Short task: Reproduce every line of the items below character for character, omitting the pictures.

★ ★ ★ ★ ★ ★ ★

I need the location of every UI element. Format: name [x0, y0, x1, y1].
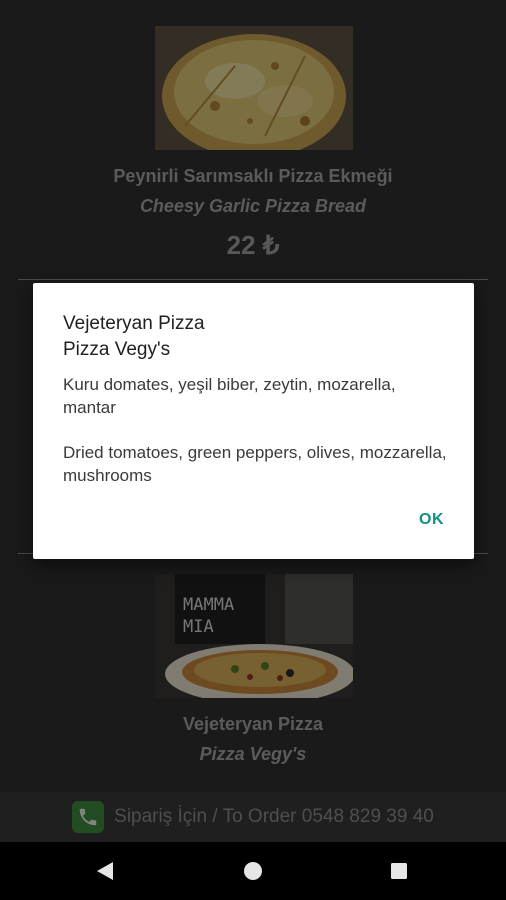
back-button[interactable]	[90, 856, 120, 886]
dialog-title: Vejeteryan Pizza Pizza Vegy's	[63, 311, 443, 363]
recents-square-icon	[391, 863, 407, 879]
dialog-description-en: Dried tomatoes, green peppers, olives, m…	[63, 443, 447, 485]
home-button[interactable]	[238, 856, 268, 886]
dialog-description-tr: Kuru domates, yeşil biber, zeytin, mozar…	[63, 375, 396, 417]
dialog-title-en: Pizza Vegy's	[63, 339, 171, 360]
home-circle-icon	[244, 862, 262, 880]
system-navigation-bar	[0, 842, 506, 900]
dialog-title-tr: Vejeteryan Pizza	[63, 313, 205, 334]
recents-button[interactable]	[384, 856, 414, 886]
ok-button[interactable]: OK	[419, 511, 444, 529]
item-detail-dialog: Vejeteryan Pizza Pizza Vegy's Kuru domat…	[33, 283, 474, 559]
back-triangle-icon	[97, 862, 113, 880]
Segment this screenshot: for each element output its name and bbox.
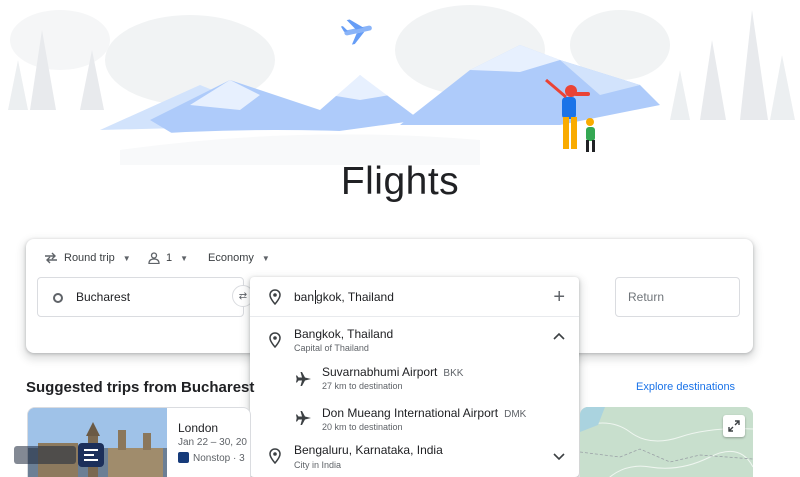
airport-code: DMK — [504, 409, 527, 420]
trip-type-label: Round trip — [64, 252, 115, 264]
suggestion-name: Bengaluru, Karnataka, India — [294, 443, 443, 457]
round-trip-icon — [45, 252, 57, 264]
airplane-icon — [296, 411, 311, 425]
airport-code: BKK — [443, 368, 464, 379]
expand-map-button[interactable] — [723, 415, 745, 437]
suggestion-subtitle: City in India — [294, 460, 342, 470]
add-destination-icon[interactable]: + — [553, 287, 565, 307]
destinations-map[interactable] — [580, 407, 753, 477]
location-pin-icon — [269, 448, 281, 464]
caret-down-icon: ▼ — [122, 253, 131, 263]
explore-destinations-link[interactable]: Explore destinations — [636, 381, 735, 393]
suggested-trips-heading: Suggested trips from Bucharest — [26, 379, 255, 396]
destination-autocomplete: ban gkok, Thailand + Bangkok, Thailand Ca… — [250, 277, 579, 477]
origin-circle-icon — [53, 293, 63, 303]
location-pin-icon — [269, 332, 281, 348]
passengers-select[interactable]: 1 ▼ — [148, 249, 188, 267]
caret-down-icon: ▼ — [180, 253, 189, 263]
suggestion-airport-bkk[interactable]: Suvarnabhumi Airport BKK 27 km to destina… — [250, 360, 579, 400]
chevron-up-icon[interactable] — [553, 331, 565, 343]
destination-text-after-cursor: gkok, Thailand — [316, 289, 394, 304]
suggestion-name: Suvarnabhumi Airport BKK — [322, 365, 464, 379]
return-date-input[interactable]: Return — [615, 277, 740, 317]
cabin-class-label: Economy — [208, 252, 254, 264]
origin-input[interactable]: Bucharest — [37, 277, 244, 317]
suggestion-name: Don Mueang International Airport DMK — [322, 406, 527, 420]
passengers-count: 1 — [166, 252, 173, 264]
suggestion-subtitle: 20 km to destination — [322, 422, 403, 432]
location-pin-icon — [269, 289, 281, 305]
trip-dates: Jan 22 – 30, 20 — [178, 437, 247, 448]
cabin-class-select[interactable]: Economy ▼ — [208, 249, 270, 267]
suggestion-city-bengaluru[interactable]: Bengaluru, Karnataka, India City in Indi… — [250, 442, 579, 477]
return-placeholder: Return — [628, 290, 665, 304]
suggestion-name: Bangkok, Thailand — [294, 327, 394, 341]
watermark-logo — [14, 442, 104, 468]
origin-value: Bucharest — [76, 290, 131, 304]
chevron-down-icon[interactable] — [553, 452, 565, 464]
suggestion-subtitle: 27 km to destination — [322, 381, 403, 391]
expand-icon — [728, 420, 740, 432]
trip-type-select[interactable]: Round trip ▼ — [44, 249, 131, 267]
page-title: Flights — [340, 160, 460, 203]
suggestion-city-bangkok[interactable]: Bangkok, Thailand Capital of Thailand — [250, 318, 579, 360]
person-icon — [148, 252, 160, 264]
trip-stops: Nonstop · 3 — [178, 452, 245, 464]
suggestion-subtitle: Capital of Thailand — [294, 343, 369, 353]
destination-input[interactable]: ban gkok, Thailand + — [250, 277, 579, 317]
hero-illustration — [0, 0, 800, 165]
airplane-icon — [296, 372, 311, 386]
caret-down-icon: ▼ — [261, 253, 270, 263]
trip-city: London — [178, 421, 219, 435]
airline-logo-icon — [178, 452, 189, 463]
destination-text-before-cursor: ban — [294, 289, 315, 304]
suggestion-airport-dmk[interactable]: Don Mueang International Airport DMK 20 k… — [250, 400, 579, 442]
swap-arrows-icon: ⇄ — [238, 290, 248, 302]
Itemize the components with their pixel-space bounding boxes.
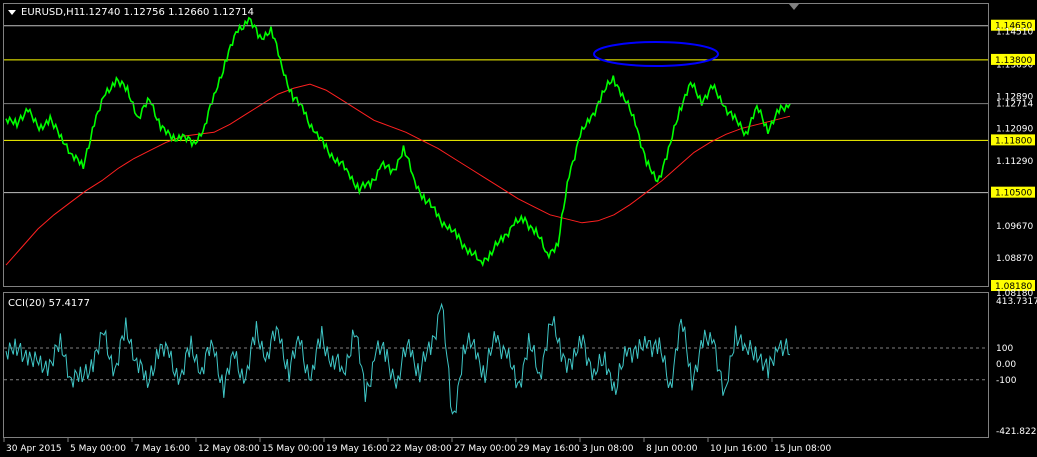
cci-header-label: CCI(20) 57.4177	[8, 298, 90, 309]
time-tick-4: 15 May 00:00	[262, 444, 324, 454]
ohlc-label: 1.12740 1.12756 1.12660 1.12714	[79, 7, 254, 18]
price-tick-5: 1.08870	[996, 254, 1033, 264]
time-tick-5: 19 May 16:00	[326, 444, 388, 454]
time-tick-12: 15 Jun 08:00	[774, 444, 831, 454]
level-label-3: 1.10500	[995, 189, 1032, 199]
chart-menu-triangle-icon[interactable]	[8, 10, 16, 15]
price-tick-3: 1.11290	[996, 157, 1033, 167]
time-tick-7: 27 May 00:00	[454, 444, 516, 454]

★ ★ ★ ★ ★ ★ ★

The solution:
I need the location of every UI element. Format: name [x0, y0, x1, y1].
back-button[interactable]	[90, 856, 120, 886]
dialog-title: Vejeteryan Pizza Pizza Vegy's	[63, 311, 443, 363]
recents-square-icon	[391, 863, 407, 879]
dialog-description-en: Dried tomatoes, green peppers, olives, m…	[63, 443, 447, 485]
home-button[interactable]	[238, 856, 268, 886]
dialog-description-tr: Kuru domates, yeşil biber, zeytin, mozar…	[63, 375, 396, 417]
dialog-title-en: Pizza Vegy's	[63, 339, 171, 360]
home-circle-icon	[244, 862, 262, 880]
system-navigation-bar	[0, 842, 506, 900]
dialog-title-tr: Vejeteryan Pizza	[63, 313, 205, 334]
recents-button[interactable]	[384, 856, 414, 886]
ok-button[interactable]: OK	[419, 511, 444, 529]
item-detail-dialog: Vejeteryan Pizza Pizza Vegy's Kuru domat…	[33, 283, 474, 559]
back-triangle-icon	[97, 862, 113, 880]
Segment this screenshot: for each element output its name and bbox.
airport-code: DMK — [504, 409, 527, 420]
trip-type-label: Round trip — [64, 252, 115, 264]
suggestion-name: Bengaluru, Karnataka, India — [294, 443, 443, 457]
round-trip-icon — [45, 252, 57, 264]
airplane-icon — [296, 411, 311, 425]
airport-code: BKK — [443, 368, 464, 379]
expand-map-button[interactable] — [723, 415, 745, 437]
suggestion-subtitle: City in India — [294, 460, 342, 470]
add-destination-icon[interactable]: + — [553, 287, 565, 307]
destinations-map[interactable] — [580, 407, 753, 477]
location-pin-icon — [269, 448, 281, 464]
caret-down-icon: ▼ — [122, 253, 131, 263]
explore-destinations-link[interactable]: Explore destinations — [636, 381, 735, 393]
suggested-trips-heading: Suggested trips from Bucharest — [26, 379, 255, 396]
destination-autocomplete: ban gkok, Thailand + Bangkok, Thailand Ca… — [250, 277, 579, 477]
origin-circle-icon — [53, 293, 63, 303]
location-pin-icon — [269, 332, 281, 348]
passengers-select[interactable]: 1 ▼ — [148, 249, 188, 267]
caret-down-icon: ▼ — [180, 253, 189, 263]
suggestion-airport-bkk[interactable]: Suvarnabhumi Airport BKK 27 km to destina… — [250, 360, 579, 400]
chevron-up-icon[interactable] — [553, 331, 565, 343]
destination-text-after-cursor: gkok, Thailand — [316, 289, 394, 304]
suggestion-name: Suvarnabhumi Airport BKK — [322, 365, 464, 379]
return-date-input[interactable]: Return — [615, 277, 740, 317]
cabin-class-label: Economy — [208, 252, 254, 264]
origin-input[interactable]: Bucharest — [37, 277, 244, 317]
suggestion-name: Don Mueang International Airport DMK — [322, 406, 527, 420]
passengers-count: 1 — [166, 252, 173, 264]
suggestion-subtitle: 20 km to destination — [322, 422, 403, 432]
location-pin-icon — [269, 289, 281, 305]
trip-dates: Jan 22 – 30, 20 — [178, 437, 247, 448]
cabin-class-select[interactable]: Economy ▼ — [208, 249, 270, 267]
suggestion-city-bengaluru[interactable]: Bengaluru, Karnataka, India City in Indi… — [250, 442, 579, 477]
return-placeholder: Return — [628, 290, 665, 304]
suggestion-name: Bangkok, Thailand — [294, 327, 394, 341]
watermark-logo — [14, 442, 104, 468]
origin-value: Bucharest — [76, 290, 131, 304]
chevron-down-icon[interactable] — [553, 452, 565, 464]
suggestion-subtitle: 27 km to destination — [322, 381, 403, 391]
expand-icon — [728, 420, 740, 432]
trip-type-select[interactable]: Round trip ▼ — [44, 249, 131, 267]
page-title: Flights — [340, 160, 460, 203]
suggestion-city-bangkok[interactable]: Bangkok, Thailand Capital of Thailand — [250, 318, 579, 360]
person-icon — [148, 252, 160, 264]
trip-stops: Nonstop · 3 — [178, 452, 245, 464]
suggestion-subtitle: Capital of Thailand — [294, 343, 369, 353]
destination-input[interactable]: ban gkok, Thailand + — [250, 277, 579, 317]
hero-illustration — [0, 0, 800, 165]
airplane-icon — [296, 372, 311, 386]
caret-down-icon: ▼ — [261, 253, 270, 263]
trip-city: London — [178, 421, 219, 435]
airline-logo-icon — [178, 452, 189, 463]
destination-text-before-cursor: ban — [294, 289, 315, 304]
suggestion-airport-dmk[interactable]: Don Mueang International Airport DMK 20 k… — [250, 400, 579, 442]
swap-arrows-icon: ⇄ — [238, 290, 248, 302]
Itemize the components with their pixel-space bounding boxes.
cci-header-label: CCI(20) 57.4177	[8, 298, 90, 309]
time-tick-4: 15 May 00:00	[262, 444, 324, 454]
ohlc-label: 1.12740 1.12756 1.12660 1.12714	[79, 7, 254, 18]
price-tick-5: 1.08870	[996, 254, 1033, 264]
time-tick-5: 19 May 16:00	[326, 444, 388, 454]
time-tick-12: 15 Jun 08:00	[774, 444, 831, 454]
level-label-3: 1.10500	[995, 189, 1032, 199]
chart-menu-triangle-icon[interactable]	[8, 10, 16, 15]
price-tick-3: 1.11290	[996, 157, 1033, 167]
time-tick-7: 27 May 00:00	[454, 444, 516, 454]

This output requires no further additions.